:: PROBLEM TO WORK ON ::
Go through the material below and copy all lines with "sermaye".

Extracted records:

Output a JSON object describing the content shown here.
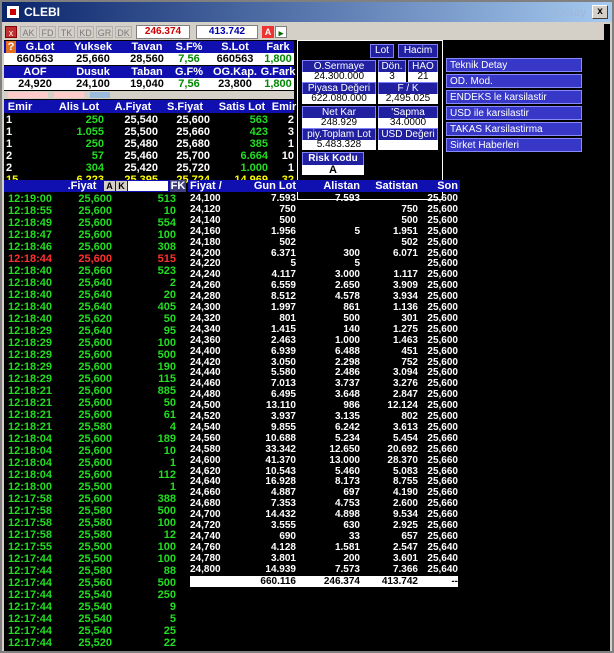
{
  "window": {
    "title": "CLEBI",
    "ghost_title": "Detay",
    "close": "x"
  },
  "toolbar": {
    "close_mark": "x",
    "tabs": [
      "AK",
      "FD",
      "TK",
      "KD",
      "GR",
      "DK"
    ],
    "price1": "246.374",
    "price2": "413.742",
    "a_label": "A"
  },
  "summary": {
    "headers1": [
      "?",
      "G.Lot",
      "Yuksek",
      "Tavan",
      "S.F%",
      "S.Lot",
      "Fark"
    ],
    "values1": [
      "660563",
      "25,660",
      "28,560",
      "7,56",
      "660563",
      "1,800"
    ],
    "headers2": [
      "AOF",
      "Dusuk",
      "Taban",
      "G.F%",
      "OG.Kap.",
      "G.Fark"
    ],
    "values2": [
      "24,920",
      "24,100",
      "19,040",
      "7,56",
      "23,800",
      "1,800"
    ]
  },
  "depth": {
    "headers": [
      "Emir",
      "Alis Lot",
      "A.Fiyat",
      "S.Fiyat",
      "Satis Lot",
      "Emir"
    ],
    "rows": [
      [
        "1",
        "250",
        "25,540",
        "25,600",
        "563",
        "2"
      ],
      [
        "1",
        "1.055",
        "25,500",
        "25,660",
        "423",
        "3"
      ],
      [
        "1",
        "250",
        "25,480",
        "25,680",
        "385",
        "1"
      ],
      [
        "2",
        "57",
        "25,460",
        "25,700",
        "6.664",
        "10"
      ],
      [
        "2",
        "304",
        "25,420",
        "25,720",
        "1.000",
        "1"
      ]
    ],
    "totals": [
      "15",
      "6.223",
      "25,395",
      "25,724",
      "14.969",
      "32"
    ]
  },
  "info": {
    "lot_btn": "Lot",
    "hacim_btn": "Hacim",
    "labels": {
      "sermaye": "O.Sermaye",
      "don": "Dön.",
      "hao": "HAO",
      "piyasa": "Piyasa Değeri",
      "fk": "F / K",
      "netkar": "Net Kar",
      "sapma": "'Sapma",
      "toplam": "piy.Toplam Lot",
      "usd": "USD Değeri",
      "risk": "Risk Kodu"
    },
    "values": {
      "sermaye": "24.300.000",
      "don": "3",
      "hao": "21",
      "piyasa": "622.080.000",
      "fk": "2,495.025",
      "netkar": "248.929",
      "sapma": "34.0000",
      "toplam": "5.483.328",
      "risk": "A"
    }
  },
  "menu": [
    "Teknik Detay",
    "OD. Mod.",
    "ENDEKS le karsilastir",
    "USD ile karsilastir",
    "TAKAS Karsilastirma",
    "Sirket Haberleri"
  ],
  "tape": {
    "headers": [
      "",
      ".Fiyat",
      "",
      "FK"
    ],
    "ak": [
      "A",
      "K"
    ],
    "rows": [
      [
        "12:19:00",
        "25,600",
        "513"
      ],
      [
        "12:18:55",
        "25,600",
        "10"
      ],
      [
        "12:18:49",
        "25,600",
        "554"
      ],
      [
        "12:18:47",
        "25,600",
        "100"
      ],
      [
        "12:18:46",
        "25,600",
        "308"
      ],
      [
        "12:18:44",
        "25,600",
        "515"
      ],
      [
        "12:18:40",
        "25,660",
        "523"
      ],
      [
        "12:18:40",
        "25,640",
        "2"
      ],
      [
        "12:18:40",
        "25,640",
        "20"
      ],
      [
        "12:18:40",
        "25,640",
        "405"
      ],
      [
        "12:18:40",
        "25,620",
        "50"
      ],
      [
        "12:18:29",
        "25,640",
        "95"
      ],
      [
        "12:18:29",
        "25,600",
        "100"
      ],
      [
        "12:18:29",
        "25,600",
        "500"
      ],
      [
        "12:18:29",
        "25,600",
        "190"
      ],
      [
        "12:18:29",
        "25,600",
        "115"
      ],
      [
        "12:18:21",
        "25,600",
        "885"
      ],
      [
        "12:18:21",
        "25,600",
        "50"
      ],
      [
        "12:18:21",
        "25,600",
        "61"
      ],
      [
        "12:18:21",
        "25,580",
        "4"
      ],
      [
        "12:18:04",
        "25,600",
        "189"
      ],
      [
        "12:18:04",
        "25,600",
        "10"
      ],
      [
        "12:18:04",
        "25,600",
        "1"
      ],
      [
        "12:18:04",
        "25,600",
        "112"
      ],
      [
        "12:18:00",
        "25,500",
        "1"
      ],
      [
        "12:17:58",
        "25,600",
        "388"
      ],
      [
        "12:17:58",
        "25,580",
        "500"
      ],
      [
        "12:17:58",
        "25,580",
        "100"
      ],
      [
        "12:17:58",
        "25,580",
        "12"
      ],
      [
        "12:17:55",
        "25,500",
        "100"
      ],
      [
        "12:17:44",
        "25,500",
        "100"
      ],
      [
        "12:17:44",
        "25,580",
        "88"
      ],
      [
        "12:17:44",
        "25,560",
        "500"
      ],
      [
        "12:17:44",
        "25,540",
        "250"
      ],
      [
        "12:17:44",
        "25,540",
        "9"
      ],
      [
        "12:17:44",
        "25,540",
        "5"
      ],
      [
        "12:17:44",
        "25,540",
        "25"
      ],
      [
        "12:17:44",
        "25,520",
        "22"
      ]
    ]
  },
  "priceladder": {
    "headers": [
      "Fiyat /",
      "Gun Lot",
      "Alistan",
      "Satistan",
      "Son"
    ],
    "rows": [
      [
        "24,100",
        "7.593",
        "7.593",
        "",
        "25,600"
      ],
      [
        "24,120",
        "750",
        "",
        "750",
        "25,600"
      ],
      [
        "24,140",
        "500",
        "",
        "500",
        "25,600"
      ],
      [
        "24,160",
        "1.956",
        "5",
        "1.951",
        "25,600"
      ],
      [
        "24,180",
        "502",
        "",
        "502",
        "25,600"
      ],
      [
        "24,200",
        "6.371",
        "300",
        "6.071",
        "25,600"
      ],
      [
        "24,220",
        "5",
        "5",
        "",
        "25,600"
      ],
      [
        "24,240",
        "4.117",
        "3.000",
        "1.117",
        "25,600"
      ],
      [
        "24,260",
        "6.559",
        "2.650",
        "3.909",
        "25,600"
      ],
      [
        "24,280",
        "8.512",
        "4.578",
        "3.934",
        "25,600"
      ],
      [
        "24,300",
        "1.997",
        "861",
        "1.136",
        "25,600"
      ],
      [
        "24,320",
        "801",
        "500",
        "301",
        "25,600"
      ],
      [
        "24,340",
        "1.415",
        "140",
        "1.275",
        "25,600"
      ],
      [
        "24,360",
        "2.463",
        "1.000",
        "1.463",
        "25,600"
      ],
      [
        "24,400",
        "6.939",
        "6.488",
        "451",
        "25,600"
      ],
      [
        "24,420",
        "3.050",
        "2.298",
        "752",
        "25,600"
      ],
      [
        "24,440",
        "5.580",
        "2.486",
        "3.094",
        "25,600"
      ],
      [
        "24,460",
        "7.013",
        "3.737",
        "3.276",
        "25,600"
      ],
      [
        "24,480",
        "6.495",
        "3.648",
        "2.847",
        "25,600"
      ],
      [
        "24,500",
        "13.110",
        "986",
        "12.124",
        "25,600"
      ],
      [
        "24,520",
        "3.937",
        "3.135",
        "802",
        "25,600"
      ],
      [
        "24,540",
        "9.855",
        "6.242",
        "3.613",
        "25,600"
      ],
      [
        "24,560",
        "10.688",
        "5.234",
        "5.454",
        "25,660"
      ],
      [
        "24,580",
        "33.342",
        "12.650",
        "20.692",
        "25,660"
      ],
      [
        "24,600",
        "41.370",
        "13.000",
        "28.370",
        "25,660"
      ],
      [
        "24,620",
        "10.543",
        "5.460",
        "5.083",
        "25,660"
      ],
      [
        "24,640",
        "16.928",
        "8.173",
        "8.755",
        "25,660"
      ],
      [
        "24,660",
        "4.887",
        "697",
        "4.190",
        "25,660"
      ],
      [
        "24,680",
        "7.353",
        "4.753",
        "2.600",
        "25,660"
      ],
      [
        "24,700",
        "14.432",
        "4.898",
        "9.534",
        "25,660"
      ],
      [
        "24,720",
        "3.555",
        "630",
        "2.925",
        "25,660"
      ],
      [
        "24,740",
        "690",
        "33",
        "657",
        "25,660"
      ],
      [
        "24,760",
        "4.128",
        "1.581",
        "2.547",
        "25,640"
      ],
      [
        "24,780",
        "3.801",
        "200",
        "3.601",
        "25,640"
      ],
      [
        "24,800",
        "14.939",
        "7.573",
        "7.366",
        "25,640"
      ]
    ],
    "totals": [
      "660.116",
      "246.374",
      "413.742",
      "--"
    ]
  }
}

:: EXERCISE RESPONSE ::
      "sermaye": "O.Sermaye",
      "sermaye": "24.300.000",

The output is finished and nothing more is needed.